(Dataset items)
-- start --
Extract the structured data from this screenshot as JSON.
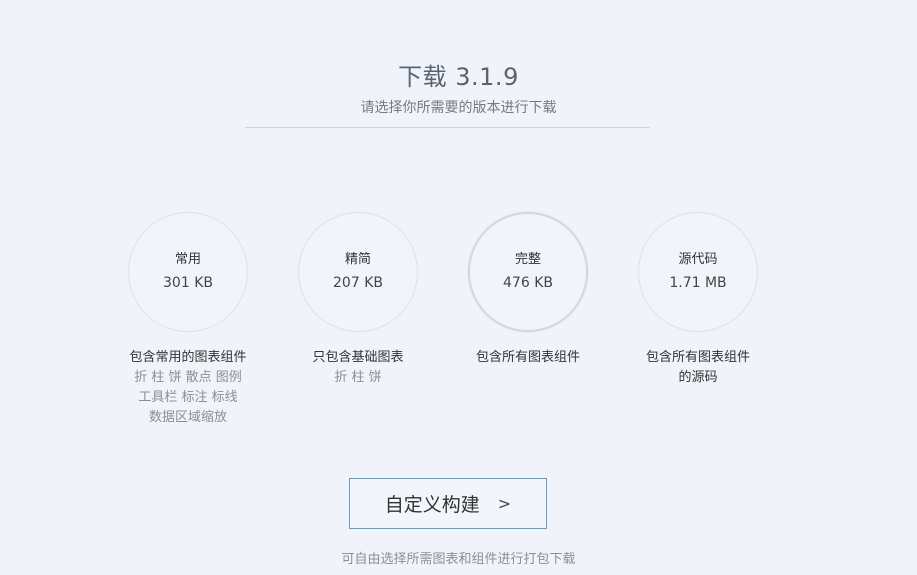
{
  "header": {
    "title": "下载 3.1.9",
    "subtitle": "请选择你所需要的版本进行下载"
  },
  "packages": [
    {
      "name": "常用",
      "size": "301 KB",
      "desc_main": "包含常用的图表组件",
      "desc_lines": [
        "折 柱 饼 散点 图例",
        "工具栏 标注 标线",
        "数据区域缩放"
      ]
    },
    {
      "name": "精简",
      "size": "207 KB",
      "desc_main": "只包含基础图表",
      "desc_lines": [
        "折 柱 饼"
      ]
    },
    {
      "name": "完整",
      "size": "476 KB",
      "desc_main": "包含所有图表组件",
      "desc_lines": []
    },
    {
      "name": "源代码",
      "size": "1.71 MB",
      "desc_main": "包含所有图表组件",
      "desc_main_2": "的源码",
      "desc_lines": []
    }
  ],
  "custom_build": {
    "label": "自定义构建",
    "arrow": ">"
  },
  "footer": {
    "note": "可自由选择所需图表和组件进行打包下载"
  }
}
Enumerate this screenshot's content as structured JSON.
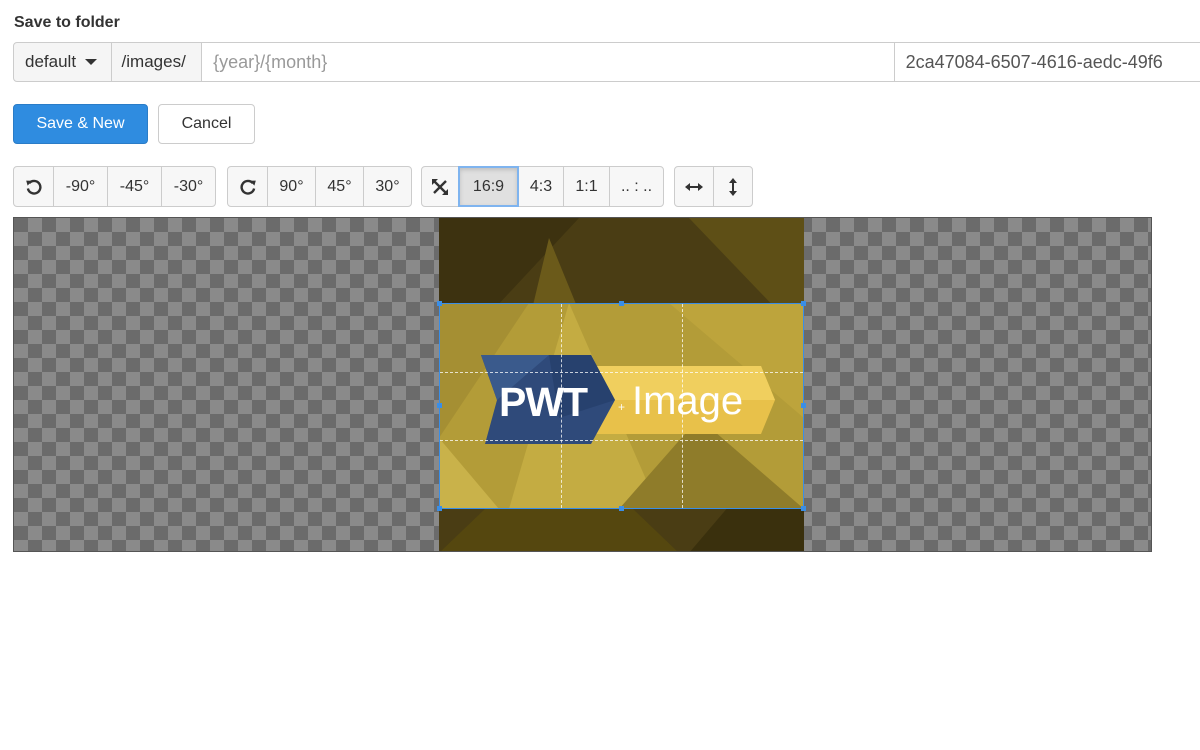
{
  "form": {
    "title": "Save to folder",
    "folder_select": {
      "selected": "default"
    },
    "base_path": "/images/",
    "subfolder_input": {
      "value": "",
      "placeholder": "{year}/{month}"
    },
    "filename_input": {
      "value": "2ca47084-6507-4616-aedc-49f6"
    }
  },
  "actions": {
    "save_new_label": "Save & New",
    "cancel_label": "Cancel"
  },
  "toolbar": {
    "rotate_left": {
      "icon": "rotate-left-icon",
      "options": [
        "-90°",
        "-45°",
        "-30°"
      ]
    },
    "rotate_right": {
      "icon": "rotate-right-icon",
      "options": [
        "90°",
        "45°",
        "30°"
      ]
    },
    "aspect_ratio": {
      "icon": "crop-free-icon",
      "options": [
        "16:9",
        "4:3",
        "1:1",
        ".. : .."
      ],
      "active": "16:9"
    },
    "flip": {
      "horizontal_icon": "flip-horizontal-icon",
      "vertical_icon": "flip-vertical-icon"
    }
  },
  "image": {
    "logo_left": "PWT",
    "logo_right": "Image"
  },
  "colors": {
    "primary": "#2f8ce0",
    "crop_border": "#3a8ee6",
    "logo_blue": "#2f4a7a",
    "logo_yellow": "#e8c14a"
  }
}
-- end --
Aim>
Copy each line of the data above that holds "size".

Exercise response>
      "size": "301 KB",
      "size": "207 KB",
      "size": "476 KB",
      "size": "1.71 MB",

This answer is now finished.